Output the material beneath exactly, leaving nothing out.
** start of Data for the task **
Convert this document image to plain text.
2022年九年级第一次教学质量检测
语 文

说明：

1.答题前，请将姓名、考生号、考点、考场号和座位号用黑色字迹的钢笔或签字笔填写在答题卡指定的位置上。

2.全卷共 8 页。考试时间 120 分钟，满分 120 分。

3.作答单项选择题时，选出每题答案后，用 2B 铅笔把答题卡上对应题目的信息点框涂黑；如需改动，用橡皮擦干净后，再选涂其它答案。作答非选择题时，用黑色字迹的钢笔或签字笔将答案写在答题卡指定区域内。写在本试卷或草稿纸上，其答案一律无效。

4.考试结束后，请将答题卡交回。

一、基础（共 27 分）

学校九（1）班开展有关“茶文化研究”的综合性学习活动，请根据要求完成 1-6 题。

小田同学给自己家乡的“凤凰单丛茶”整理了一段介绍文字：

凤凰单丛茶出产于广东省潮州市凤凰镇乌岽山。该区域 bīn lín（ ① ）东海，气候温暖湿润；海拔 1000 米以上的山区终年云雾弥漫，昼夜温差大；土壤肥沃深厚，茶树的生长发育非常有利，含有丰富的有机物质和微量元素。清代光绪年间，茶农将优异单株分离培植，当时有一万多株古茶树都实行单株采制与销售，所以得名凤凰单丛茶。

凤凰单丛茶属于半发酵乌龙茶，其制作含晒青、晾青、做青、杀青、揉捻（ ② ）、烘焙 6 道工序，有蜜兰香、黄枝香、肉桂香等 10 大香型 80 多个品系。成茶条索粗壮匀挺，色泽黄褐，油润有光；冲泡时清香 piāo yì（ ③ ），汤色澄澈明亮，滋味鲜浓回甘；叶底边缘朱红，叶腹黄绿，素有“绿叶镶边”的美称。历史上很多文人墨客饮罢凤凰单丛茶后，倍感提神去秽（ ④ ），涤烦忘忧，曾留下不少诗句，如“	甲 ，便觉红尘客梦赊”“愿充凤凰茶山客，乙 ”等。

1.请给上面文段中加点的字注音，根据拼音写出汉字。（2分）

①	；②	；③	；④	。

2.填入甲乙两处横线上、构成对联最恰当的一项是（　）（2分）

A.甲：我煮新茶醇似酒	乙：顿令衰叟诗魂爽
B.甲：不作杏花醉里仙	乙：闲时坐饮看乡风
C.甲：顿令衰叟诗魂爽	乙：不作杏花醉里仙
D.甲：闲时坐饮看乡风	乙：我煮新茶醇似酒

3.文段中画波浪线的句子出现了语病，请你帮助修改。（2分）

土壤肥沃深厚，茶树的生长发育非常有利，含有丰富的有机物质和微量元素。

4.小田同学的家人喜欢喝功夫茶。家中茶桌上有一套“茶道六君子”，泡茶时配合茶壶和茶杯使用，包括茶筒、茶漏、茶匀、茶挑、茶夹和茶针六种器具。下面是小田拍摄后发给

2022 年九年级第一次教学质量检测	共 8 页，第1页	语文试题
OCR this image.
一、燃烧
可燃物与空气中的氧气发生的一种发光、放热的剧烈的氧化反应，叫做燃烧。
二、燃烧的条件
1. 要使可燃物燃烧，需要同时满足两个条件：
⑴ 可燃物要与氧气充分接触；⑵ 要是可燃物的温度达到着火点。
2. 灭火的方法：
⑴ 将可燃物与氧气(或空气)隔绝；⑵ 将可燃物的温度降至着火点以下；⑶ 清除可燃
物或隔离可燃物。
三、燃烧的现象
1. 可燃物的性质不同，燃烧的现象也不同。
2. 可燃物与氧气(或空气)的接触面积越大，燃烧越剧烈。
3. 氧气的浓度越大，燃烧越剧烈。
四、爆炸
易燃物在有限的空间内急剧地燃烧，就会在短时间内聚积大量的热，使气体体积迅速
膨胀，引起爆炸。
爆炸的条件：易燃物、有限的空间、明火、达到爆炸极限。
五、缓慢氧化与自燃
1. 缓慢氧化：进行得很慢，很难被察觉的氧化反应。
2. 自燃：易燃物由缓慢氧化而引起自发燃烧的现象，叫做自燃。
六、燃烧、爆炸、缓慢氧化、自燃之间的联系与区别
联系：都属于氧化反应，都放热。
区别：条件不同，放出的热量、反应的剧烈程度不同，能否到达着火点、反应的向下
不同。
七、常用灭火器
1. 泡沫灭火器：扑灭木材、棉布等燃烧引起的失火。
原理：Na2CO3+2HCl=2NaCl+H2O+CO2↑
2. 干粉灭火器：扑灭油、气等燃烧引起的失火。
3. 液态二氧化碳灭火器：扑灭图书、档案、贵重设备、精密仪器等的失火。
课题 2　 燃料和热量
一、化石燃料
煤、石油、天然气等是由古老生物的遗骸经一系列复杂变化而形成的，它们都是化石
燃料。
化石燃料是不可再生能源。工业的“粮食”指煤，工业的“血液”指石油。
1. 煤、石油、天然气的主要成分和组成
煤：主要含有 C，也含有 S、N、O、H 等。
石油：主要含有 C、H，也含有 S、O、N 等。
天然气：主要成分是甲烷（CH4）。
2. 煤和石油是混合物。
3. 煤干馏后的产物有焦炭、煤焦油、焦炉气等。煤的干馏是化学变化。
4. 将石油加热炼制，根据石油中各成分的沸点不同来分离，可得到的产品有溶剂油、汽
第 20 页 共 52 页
** end of Data for the task **
Response to the task:
Convert this document image to plain text.
2022年九年级第一次教学质量检测
语 文

说明：

1.答题前，请将姓名、考生号、考点、考场号和座位号用黑色字迹的钢笔或签字笔填写在答题卡指定的位置上。

2.全卷共 8 页。考试时间 120 分钟，满分 120 分。

3.作答单项选择题时，选出每题答案后，用 2B 铅笔把答题卡上对应题目的信息点框涂黑；如需改动，用橡皮擦干净后，再选涂其它答案。作答非选择题时，用黑色字迹的钢笔或签字笔将答案写在答题卡指定区域内。写在本试卷或草稿纸上，其答案一律无效。

4.考试结束后，请将答题卡交回。

一、基础（共 27 分）

学校九（1）班开展有关“茶文化研究”的综合性学习活动，请根据要求完成 1-6 题。

小田同学给自己家乡的“凤凰单丛茶”整理了一段介绍文字：

凤凰单丛茶出产于广东省潮州市凤凰镇乌岽山。该区域 bīn lín（ ① ）东海，气候温暖湿润；海拔 1000 米以上的山区终年云雾弥漫，昼夜温差大；土壤肥沃深厚，茶树的生长发育非常有利，含有丰富的有机物质和微量元素。清代光绪年间，茶农将优异单株分离培植，当时有一万多株古茶树都实行单株采制与销售，所以得名凤凰单丛茶。

凤凰单丛茶属于半发酵乌龙茶，其制作含晒青、晾青、做青、杀青、揉捻（ ② ）、烘焙 6 道工序，有蜜兰香、黄枝香、肉桂香等 10 大香型 80 多个品系。成茶条索粗壮匀挺，色泽黄褐，油润有光；冲泡时清香 piāo yì（ ③ ），汤色澄澈明亮，滋味鲜浓回甘；叶底边缘朱红，叶腹黄绿，素有“绿叶镶边”的美称。历史上很多文人墨客饮罢凤凰单丛茶后，倍感提神去秽（ ④ ），涤烦忘忧，曾留下不少诗句，如“	甲 ，便觉红尘客梦赊”“愿充凤凰茶山客，乙 ”等。

1.请给上面文段中加点的字注音，根据拼音写出汉字。（2分）

①	；②	；③	；④	。

2.填入甲乙两处横线上、构成对联最恰当的一项是（　）（2分）

A.甲：我煮新茶醇似酒	乙：顿令衰叟诗魂爽
B.甲：不作杏花醉里仙	乙：闲时坐饮看乡风
C.甲：顿令衰叟诗魂爽	乙：不作杏花醉里仙
D.甲：闲时坐饮看乡风	乙：我煮新茶醇似酒

3.文段中画波浪线的句子出现了语病，请你帮助修改。（2分）

土壤肥沃深厚，茶树的生长发育非常有利，含有丰富的有机物质和微量元素。

4.小田同学的家人喜欢喝功夫茶。家中茶桌上有一套“茶道六君子”，泡茶时配合茶壶和茶杯使用，包括茶筒、茶漏、茶匀、茶挑、茶夹和茶针六种器具。下面是小田拍摄后发给

2022 年九年级第一次教学质量检测	共 8 页，第1页	语文试题
OCR this image.
一、燃烧
可燃物与空气中的氧气发生的一种发光、放热的剧烈的氧化反应，叫做燃烧。
二、燃烧的条件
1. 要使可燃物燃烧，需要同时满足两个条件：
⑴ 可燃物要与氧气充分接触；⑵ 要是可燃物的温度达到着火点。
2. 灭火的方法：
⑴ 将可燃物与氧气(或空气)隔绝；⑵ 将可燃物的温度降至着火点以下；⑶ 清除可燃
物或隔离可燃物。
三、燃烧的现象
1. 可燃物的性质不同，燃烧的现象也不同。
2. 可燃物与氧气(或空气)的接触面积越大，燃烧越剧烈。
3. 氧气的浓度越大，燃烧越剧烈。
四、爆炸
易燃物在有限的空间内急剧地燃烧，就会在短时间内聚积大量的热，使气体体积迅速
膨胀，引起爆炸。
爆炸的条件：易燃物、有限的空间、明火、达到爆炸极限。
五、缓慢氧化与自燃
1. 缓慢氧化：进行得很慢，很难被察觉的氧化反应。
2. 自燃：易燃物由缓慢氧化而引起自发燃烧的现象，叫做自燃。
六、燃烧、爆炸、缓慢氧化、自燃之间的联系与区别
联系：都属于氧化反应，都放热。
区别：条件不同，放出的热量、反应的剧烈程度不同，能否到达着火点、反应的向下
不同。
七、常用灭火器
1. 泡沫灭火器：扑灭木材、棉布等燃烧引起的失火。
原理：Na2CO3+2HCl=2NaCl+H2O+CO2↑
2. 干粉灭火器：扑灭油、气等燃烧引起的失火。
3. 液态二氧化碳灭火器：扑灭图书、档案、贵重设备、精密仪器等的失火。
课题 2　 燃料和热量
一、化石燃料
煤、石油、天然气等是由古老生物的遗骸经一系列复杂变化而形成的，它们都是化石
燃料。
化石燃料是不可再生能源。工业的“粮食”指煤，工业的“血液”指石油。
1. 煤、石油、天然气的主要成分和组成
煤：主要含有 C，也含有 S、N、O、H 等。
石油：主要含有 C、H，也含有 S、O、N 等。
天然气：主要成分是甲烷（CH4）。
2. 煤和石油是混合物。
3. 煤干馏后的产物有焦炭、煤焦油、焦炉气等。煤的干馏是化学变化。
4. 将石油加热炼制，根据石油中各成分的沸点不同来分离，可得到的产品有溶剂油、汽
第 20 页 共 52 页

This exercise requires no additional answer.